---------- RECORD LIST

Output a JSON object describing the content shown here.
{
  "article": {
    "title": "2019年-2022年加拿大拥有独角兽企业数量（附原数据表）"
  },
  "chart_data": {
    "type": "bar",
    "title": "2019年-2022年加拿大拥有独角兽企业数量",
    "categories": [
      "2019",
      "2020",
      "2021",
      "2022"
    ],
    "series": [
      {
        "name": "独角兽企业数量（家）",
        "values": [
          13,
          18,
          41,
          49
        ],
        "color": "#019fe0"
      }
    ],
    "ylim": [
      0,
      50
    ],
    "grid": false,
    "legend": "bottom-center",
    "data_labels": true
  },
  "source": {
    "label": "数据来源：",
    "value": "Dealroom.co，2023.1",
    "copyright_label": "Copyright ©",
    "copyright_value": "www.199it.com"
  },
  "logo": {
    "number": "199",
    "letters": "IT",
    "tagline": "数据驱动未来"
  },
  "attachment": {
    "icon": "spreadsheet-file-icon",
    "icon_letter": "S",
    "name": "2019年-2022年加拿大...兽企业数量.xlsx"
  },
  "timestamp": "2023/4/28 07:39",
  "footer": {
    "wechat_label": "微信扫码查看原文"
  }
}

--------------------

Reproduce every line of the material above exactly.

Output a JSON object describing the content shown here.
{
  "article": {
    "title": "2019年-2022年加拿大拥有独角兽企业数量（附原数据表）"
  },
  "chart_data": {
    "type": "bar",
    "title": "2019年-2022年加拿大拥有独角兽企业数量",
    "categories": [
      "2019",
      "2020",
      "2021",
      "2022"
    ],
    "series": [
      {
        "name": "独角兽企业数量（家）",
        "values": [
          13,
          18,
          41,
          49
        ],
        "color": "#019fe0"
      }
    ],
    "ylim": [
      0,
      50
    ],
    "grid": false,
    "legend": "bottom-center",
    "data_labels": true
  },
  "source": {
    "label": "数据来源：",
    "value": "Dealroom.co，2023.1",
    "copyright_label": "Copyright ©",
    "copyright_value": "www.199it.com"
  },
  "logo": {
    "number": "199",
    "letters": "IT",
    "tagline": "数据驱动未来"
  },
  "attachment": {
    "icon": "spreadsheet-file-icon",
    "icon_letter": "S",
    "name": "2019年-2022年加拿大...兽企业数量.xlsx"
  },
  "timestamp": "2023/4/28 07:39",
  "footer": {
    "wechat_label": "微信扫码查看原文"
  }
}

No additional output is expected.